| What is required |
Exclude the pictures and return every line exactly as written.

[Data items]
---
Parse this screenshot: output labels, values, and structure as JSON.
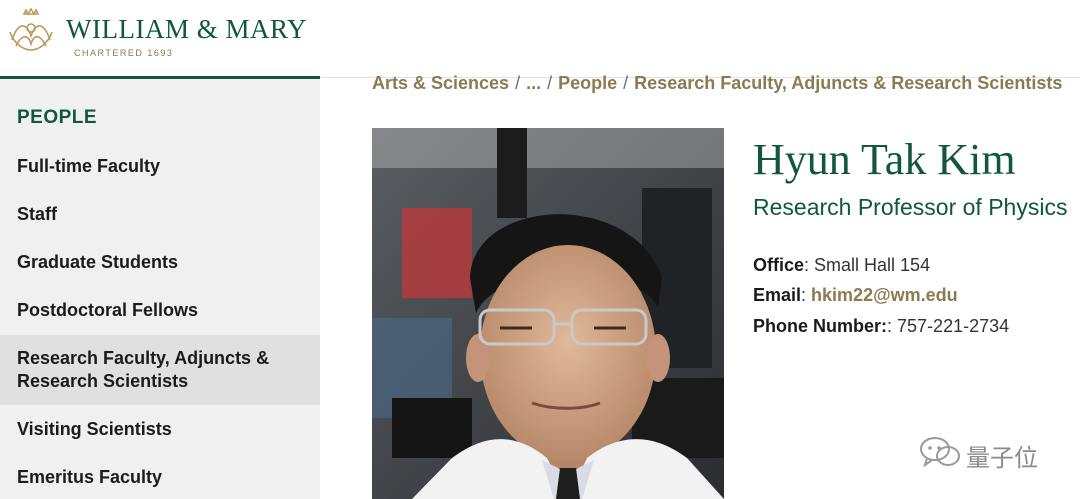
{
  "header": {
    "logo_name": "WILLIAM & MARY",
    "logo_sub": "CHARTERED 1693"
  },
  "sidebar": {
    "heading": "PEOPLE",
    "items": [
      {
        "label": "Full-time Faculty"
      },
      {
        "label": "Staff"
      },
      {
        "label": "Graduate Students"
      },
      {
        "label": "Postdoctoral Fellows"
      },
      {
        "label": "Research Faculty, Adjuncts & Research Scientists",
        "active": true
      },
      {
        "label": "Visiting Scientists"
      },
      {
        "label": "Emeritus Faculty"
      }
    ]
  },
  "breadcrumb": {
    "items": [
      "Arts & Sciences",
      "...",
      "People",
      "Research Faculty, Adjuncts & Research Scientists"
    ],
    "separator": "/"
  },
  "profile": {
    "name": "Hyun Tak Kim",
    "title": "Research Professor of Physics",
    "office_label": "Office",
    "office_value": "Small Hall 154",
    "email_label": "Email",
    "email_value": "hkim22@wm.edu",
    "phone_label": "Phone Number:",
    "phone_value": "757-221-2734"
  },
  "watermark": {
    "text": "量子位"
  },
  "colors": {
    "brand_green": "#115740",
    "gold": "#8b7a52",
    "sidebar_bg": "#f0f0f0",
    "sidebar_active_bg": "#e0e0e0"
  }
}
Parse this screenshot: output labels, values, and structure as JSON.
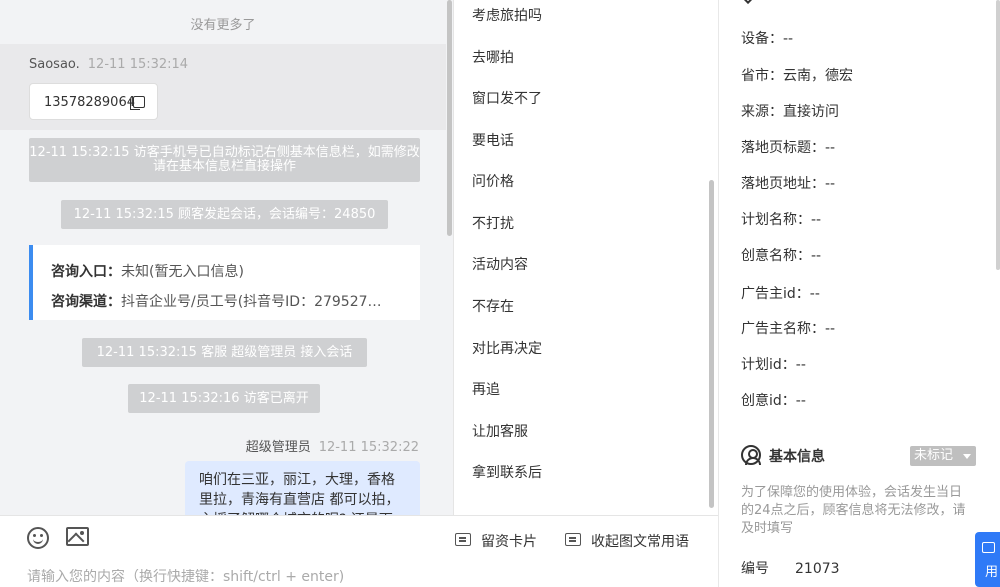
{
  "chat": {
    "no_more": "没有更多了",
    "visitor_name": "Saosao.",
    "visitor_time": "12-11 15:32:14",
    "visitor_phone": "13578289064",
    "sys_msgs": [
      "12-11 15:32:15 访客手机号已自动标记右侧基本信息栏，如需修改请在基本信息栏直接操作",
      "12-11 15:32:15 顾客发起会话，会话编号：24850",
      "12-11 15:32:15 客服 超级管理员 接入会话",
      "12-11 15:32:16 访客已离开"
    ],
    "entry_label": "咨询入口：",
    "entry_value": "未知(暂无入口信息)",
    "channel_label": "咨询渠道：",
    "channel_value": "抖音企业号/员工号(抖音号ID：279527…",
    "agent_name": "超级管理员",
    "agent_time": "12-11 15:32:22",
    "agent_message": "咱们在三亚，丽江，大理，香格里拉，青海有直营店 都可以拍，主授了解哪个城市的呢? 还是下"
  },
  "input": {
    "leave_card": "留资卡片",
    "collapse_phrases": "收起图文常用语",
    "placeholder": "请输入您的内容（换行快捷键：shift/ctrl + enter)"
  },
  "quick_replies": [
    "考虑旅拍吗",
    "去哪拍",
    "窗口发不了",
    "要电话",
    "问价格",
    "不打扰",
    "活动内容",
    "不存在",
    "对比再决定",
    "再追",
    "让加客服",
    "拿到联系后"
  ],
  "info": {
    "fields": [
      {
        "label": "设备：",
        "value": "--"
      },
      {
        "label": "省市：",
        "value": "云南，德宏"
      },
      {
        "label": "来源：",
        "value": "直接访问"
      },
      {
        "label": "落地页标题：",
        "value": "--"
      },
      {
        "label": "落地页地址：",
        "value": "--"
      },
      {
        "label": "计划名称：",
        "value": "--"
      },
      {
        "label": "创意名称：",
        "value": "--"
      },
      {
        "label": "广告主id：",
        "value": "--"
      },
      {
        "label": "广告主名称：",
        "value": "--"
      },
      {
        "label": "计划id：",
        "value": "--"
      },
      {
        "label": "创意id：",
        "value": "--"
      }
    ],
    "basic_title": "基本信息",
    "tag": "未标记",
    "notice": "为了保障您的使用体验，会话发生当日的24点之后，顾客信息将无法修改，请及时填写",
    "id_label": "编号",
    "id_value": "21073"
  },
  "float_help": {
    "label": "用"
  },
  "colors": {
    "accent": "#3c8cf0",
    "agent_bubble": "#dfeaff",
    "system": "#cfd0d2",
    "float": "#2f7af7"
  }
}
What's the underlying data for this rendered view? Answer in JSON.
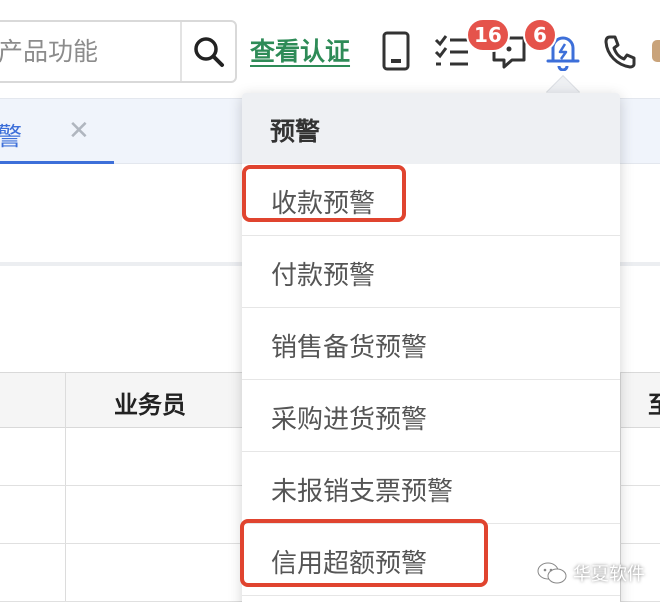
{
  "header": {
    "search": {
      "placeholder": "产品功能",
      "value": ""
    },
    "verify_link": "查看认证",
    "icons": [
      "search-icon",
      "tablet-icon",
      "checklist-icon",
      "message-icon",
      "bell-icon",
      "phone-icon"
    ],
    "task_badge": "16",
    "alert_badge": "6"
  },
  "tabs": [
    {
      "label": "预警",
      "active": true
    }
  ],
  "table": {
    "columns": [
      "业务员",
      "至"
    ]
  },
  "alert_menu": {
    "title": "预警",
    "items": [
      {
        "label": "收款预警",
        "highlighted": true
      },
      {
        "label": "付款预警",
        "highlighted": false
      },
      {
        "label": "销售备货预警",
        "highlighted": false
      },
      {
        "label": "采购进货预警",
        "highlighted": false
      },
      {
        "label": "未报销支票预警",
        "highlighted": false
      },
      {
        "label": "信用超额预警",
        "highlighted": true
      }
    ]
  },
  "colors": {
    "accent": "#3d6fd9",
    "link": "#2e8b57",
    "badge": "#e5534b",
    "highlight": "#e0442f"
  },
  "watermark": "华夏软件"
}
---
| Exercise result |
Parse this screenshot: output labels, values, and structure as JSON.
{
  "header": {
    "logo_name": "WILLIAM & MARY",
    "logo_sub": "CHARTERED 1693"
  },
  "sidebar": {
    "heading": "PEOPLE",
    "items": [
      {
        "label": "Full-time Faculty"
      },
      {
        "label": "Staff"
      },
      {
        "label": "Graduate Students"
      },
      {
        "label": "Postdoctoral Fellows"
      },
      {
        "label": "Research Faculty, Adjuncts & Research Scientists",
        "active": true
      },
      {
        "label": "Visiting Scientists"
      },
      {
        "label": "Emeritus Faculty"
      }
    ]
  },
  "breadcrumb": {
    "items": [
      "Arts & Sciences",
      "...",
      "People",
      "Research Faculty, Adjuncts & Research Scientists"
    ],
    "separator": "/"
  },
  "profile": {
    "name": "Hyun Tak Kim",
    "title": "Research Professor of Physics",
    "office_label": "Office",
    "office_value": "Small Hall 154",
    "email_label": "Email",
    "email_value": "hkim22@wm.edu",
    "phone_label": "Phone Number:",
    "phone_value": "757-221-2734"
  },
  "watermark": {
    "text": "量子位"
  },
  "colors": {
    "brand_green": "#115740",
    "gold": "#8b7a52",
    "sidebar_bg": "#f0f0f0",
    "sidebar_active_bg": "#e0e0e0"
  }
}
Parse this screenshot: output labels, values, and structure as JSON.
{
  "chat": {
    "no_more": "没有更多了",
    "visitor_name": "Saosao.",
    "visitor_time": "12-11 15:32:14",
    "visitor_phone": "13578289064",
    "sys_msgs": [
      "12-11 15:32:15 访客手机号已自动标记右侧基本信息栏，如需修改请在基本信息栏直接操作",
      "12-11 15:32:15 顾客发起会话，会话编号：24850",
      "12-11 15:32:15 客服 超级管理员 接入会话",
      "12-11 15:32:16 访客已离开"
    ],
    "entry_label": "咨询入口：",
    "entry_value": "未知(暂无入口信息)",
    "channel_label": "咨询渠道：",
    "channel_value": "抖音企业号/员工号(抖音号ID：279527…",
    "agent_name": "超级管理员",
    "agent_time": "12-11 15:32:22",
    "agent_message": "咱们在三亚，丽江，大理，香格里拉，青海有直营店 都可以拍，主授了解哪个城市的呢? 还是下"
  },
  "input": {
    "leave_card": "留资卡片",
    "collapse_phrases": "收起图文常用语",
    "placeholder": "请输入您的内容（换行快捷键：shift/ctrl + enter)"
  },
  "quick_replies": [
    "考虑旅拍吗",
    "去哪拍",
    "窗口发不了",
    "要电话",
    "问价格",
    "不打扰",
    "活动内容",
    "不存在",
    "对比再决定",
    "再追",
    "让加客服",
    "拿到联系后"
  ],
  "info": {
    "fields": [
      {
        "label": "设备：",
        "value": "--"
      },
      {
        "label": "省市：",
        "value": "云南，德宏"
      },
      {
        "label": "来源：",
        "value": "直接访问"
      },
      {
        "label": "落地页标题：",
        "value": "--"
      },
      {
        "label": "落地页地址：",
        "value": "--"
      },
      {
        "label": "计划名称：",
        "value": "--"
      },
      {
        "label": "创意名称：",
        "value": "--"
      },
      {
        "label": "广告主id：",
        "value": "--"
      },
      {
        "label": "广告主名称：",
        "value": "--"
      },
      {
        "label": "计划id：",
        "value": "--"
      },
      {
        "label": "创意id：",
        "value": "--"
      }
    ],
    "basic_title": "基本信息",
    "tag": "未标记",
    "notice": "为了保障您的使用体验，会话发生当日的24点之后，顾客信息将无法修改，请及时填写",
    "id_label": "编号",
    "id_value": "21073"
  },
  "float_help": {
    "label": "用"
  },
  "colors": {
    "accent": "#3c8cf0",
    "agent_bubble": "#dfeaff",
    "system": "#cfd0d2",
    "float": "#2f7af7"
  }
}
What's the underlying data for this rendered view? Answer in JSON.
{
  "header": {
    "search": {
      "placeholder": "产品功能",
      "value": ""
    },
    "verify_link": "查看认证",
    "icons": [
      "search-icon",
      "tablet-icon",
      "checklist-icon",
      "message-icon",
      "bell-icon",
      "phone-icon"
    ],
    "task_badge": "16",
    "alert_badge": "6"
  },
  "tabs": [
    {
      "label": "预警",
      "active": true
    }
  ],
  "table": {
    "columns": [
      "业务员",
      "至"
    ]
  },
  "alert_menu": {
    "title": "预警",
    "items": [
      {
        "label": "收款预警",
        "highlighted": true
      },
      {
        "label": "付款预警",
        "highlighted": false
      },
      {
        "label": "销售备货预警",
        "highlighted": false
      },
      {
        "label": "采购进货预警",
        "highlighted": false
      },
      {
        "label": "未报销支票预警",
        "highlighted": false
      },
      {
        "label": "信用超额预警",
        "highlighted": true
      }
    ]
  },
  "colors": {
    "accent": "#3d6fd9",
    "link": "#2e8b57",
    "badge": "#e5534b",
    "highlight": "#e0442f"
  },
  "watermark": "华夏软件"
}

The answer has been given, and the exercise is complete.